▶ [Written exercise] Write the number of lines holding the word "right", and nothing else.

──────── Exercise data

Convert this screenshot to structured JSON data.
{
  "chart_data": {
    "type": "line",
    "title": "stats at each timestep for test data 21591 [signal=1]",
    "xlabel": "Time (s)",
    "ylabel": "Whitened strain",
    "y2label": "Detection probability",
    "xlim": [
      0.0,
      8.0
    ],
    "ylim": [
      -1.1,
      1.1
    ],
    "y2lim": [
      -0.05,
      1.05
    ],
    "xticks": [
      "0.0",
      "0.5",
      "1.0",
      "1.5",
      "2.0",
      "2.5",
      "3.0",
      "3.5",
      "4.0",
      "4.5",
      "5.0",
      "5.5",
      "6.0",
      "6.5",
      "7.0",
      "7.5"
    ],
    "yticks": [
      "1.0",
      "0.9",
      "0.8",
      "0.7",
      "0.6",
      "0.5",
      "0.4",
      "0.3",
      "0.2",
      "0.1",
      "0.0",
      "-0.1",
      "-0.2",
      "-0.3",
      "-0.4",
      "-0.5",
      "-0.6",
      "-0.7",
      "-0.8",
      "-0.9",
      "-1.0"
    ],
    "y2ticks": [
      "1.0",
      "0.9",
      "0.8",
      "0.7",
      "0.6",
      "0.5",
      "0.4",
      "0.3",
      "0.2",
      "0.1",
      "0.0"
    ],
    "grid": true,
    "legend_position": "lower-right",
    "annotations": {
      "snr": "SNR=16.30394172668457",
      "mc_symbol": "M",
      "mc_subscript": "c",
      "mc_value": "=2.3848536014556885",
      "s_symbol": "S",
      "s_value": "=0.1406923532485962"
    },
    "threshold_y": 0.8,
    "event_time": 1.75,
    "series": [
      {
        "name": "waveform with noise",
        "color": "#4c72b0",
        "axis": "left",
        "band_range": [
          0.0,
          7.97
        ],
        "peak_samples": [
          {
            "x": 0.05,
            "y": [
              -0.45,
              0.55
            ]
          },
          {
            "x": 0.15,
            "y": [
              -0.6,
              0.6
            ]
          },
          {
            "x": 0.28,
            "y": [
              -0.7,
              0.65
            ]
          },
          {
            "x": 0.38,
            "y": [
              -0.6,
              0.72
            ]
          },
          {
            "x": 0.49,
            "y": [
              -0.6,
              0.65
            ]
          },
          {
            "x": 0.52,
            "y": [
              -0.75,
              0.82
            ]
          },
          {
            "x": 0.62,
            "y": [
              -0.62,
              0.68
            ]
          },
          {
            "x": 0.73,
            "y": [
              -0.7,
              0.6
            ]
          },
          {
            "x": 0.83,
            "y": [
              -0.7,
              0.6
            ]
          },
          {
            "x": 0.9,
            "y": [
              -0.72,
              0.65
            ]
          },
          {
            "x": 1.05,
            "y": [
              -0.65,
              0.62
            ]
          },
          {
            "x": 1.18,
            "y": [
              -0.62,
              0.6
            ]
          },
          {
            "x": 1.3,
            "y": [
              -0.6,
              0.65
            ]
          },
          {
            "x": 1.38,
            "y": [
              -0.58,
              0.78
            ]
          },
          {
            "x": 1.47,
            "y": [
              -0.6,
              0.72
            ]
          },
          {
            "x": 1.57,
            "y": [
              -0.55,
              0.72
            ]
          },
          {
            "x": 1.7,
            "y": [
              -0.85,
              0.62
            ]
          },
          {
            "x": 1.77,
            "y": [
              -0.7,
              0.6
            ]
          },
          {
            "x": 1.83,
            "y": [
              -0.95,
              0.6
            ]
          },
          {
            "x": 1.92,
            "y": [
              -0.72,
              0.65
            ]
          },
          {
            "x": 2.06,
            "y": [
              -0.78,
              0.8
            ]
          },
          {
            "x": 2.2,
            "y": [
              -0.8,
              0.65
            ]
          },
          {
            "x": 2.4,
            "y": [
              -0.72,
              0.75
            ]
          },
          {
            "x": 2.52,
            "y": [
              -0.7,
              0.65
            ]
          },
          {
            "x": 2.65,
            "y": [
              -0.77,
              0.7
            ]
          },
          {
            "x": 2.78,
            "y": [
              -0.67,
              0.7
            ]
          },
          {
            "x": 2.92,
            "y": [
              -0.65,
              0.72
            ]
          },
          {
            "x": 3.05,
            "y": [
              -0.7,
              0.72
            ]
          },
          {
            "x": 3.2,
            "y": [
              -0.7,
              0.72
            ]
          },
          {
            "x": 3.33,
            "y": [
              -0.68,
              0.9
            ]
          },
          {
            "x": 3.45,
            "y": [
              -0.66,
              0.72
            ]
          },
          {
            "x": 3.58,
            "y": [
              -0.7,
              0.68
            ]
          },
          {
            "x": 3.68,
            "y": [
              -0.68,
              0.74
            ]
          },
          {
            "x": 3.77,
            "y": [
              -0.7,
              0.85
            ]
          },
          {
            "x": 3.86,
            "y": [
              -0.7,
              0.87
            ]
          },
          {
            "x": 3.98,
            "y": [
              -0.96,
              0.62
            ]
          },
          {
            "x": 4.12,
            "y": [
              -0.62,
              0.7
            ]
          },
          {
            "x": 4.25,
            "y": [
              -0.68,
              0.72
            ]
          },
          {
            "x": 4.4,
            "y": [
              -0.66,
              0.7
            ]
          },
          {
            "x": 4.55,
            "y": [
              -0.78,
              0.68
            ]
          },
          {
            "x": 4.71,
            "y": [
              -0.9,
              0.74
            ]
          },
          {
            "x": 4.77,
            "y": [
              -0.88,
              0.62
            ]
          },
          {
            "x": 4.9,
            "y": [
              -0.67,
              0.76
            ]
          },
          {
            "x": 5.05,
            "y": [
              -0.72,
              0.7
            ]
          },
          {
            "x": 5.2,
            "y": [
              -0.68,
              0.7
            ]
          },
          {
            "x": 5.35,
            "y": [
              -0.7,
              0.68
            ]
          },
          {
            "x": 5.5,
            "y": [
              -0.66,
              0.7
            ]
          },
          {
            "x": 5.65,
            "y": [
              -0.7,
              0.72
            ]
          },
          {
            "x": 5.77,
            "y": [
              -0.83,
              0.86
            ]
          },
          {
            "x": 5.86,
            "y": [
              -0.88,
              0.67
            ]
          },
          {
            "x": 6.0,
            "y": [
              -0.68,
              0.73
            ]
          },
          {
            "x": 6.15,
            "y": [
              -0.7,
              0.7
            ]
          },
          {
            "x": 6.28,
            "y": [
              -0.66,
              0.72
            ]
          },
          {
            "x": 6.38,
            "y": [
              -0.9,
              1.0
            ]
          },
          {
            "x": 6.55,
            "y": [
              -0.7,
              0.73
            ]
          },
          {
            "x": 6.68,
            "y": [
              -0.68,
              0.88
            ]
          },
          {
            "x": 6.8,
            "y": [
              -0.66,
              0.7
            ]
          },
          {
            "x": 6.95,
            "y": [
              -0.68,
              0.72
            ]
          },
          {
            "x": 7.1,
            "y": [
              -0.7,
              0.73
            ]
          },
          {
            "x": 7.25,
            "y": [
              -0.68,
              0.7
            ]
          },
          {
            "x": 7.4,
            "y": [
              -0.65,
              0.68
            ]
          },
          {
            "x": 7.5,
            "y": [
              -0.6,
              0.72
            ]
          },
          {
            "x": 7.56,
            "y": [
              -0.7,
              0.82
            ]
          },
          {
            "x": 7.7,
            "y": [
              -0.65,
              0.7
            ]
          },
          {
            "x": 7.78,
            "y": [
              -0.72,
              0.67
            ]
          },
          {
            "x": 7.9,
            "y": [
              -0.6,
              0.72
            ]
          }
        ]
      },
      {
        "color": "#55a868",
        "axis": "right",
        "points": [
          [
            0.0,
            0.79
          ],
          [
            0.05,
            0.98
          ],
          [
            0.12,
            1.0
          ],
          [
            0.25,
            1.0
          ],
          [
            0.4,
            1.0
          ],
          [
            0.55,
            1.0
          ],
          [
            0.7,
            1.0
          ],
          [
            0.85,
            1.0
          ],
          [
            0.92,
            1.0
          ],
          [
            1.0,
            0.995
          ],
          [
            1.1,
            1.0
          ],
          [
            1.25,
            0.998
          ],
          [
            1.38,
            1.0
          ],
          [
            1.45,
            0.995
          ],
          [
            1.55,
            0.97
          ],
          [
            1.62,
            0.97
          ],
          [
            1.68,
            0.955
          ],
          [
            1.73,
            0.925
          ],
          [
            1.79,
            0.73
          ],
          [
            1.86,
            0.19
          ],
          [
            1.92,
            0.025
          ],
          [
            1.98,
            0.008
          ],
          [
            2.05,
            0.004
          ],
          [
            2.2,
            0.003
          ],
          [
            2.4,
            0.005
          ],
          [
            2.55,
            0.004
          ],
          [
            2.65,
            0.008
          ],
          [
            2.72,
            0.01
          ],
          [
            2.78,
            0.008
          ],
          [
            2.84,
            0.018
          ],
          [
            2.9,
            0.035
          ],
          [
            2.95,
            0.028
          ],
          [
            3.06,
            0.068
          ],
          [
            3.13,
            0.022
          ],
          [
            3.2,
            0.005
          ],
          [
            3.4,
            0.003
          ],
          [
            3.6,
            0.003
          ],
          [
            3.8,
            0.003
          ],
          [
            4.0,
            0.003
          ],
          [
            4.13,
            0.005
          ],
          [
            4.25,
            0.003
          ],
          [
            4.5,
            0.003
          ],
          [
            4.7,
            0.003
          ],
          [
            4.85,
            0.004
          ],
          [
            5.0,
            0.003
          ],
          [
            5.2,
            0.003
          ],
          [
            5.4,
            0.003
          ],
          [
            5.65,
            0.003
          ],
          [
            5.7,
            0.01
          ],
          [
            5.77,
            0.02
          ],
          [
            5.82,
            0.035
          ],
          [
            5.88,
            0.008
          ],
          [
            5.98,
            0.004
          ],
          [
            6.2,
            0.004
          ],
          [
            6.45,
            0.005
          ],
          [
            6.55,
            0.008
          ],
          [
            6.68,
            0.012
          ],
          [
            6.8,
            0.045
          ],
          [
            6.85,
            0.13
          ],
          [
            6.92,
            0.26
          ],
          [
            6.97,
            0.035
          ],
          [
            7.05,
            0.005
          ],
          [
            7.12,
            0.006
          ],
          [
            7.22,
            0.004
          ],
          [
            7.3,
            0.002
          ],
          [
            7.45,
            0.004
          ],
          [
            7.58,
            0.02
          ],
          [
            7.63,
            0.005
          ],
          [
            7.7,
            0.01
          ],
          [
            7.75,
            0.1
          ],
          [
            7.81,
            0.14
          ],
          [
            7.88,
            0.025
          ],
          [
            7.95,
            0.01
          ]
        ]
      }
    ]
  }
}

────────────────

▶ [Full answer] 2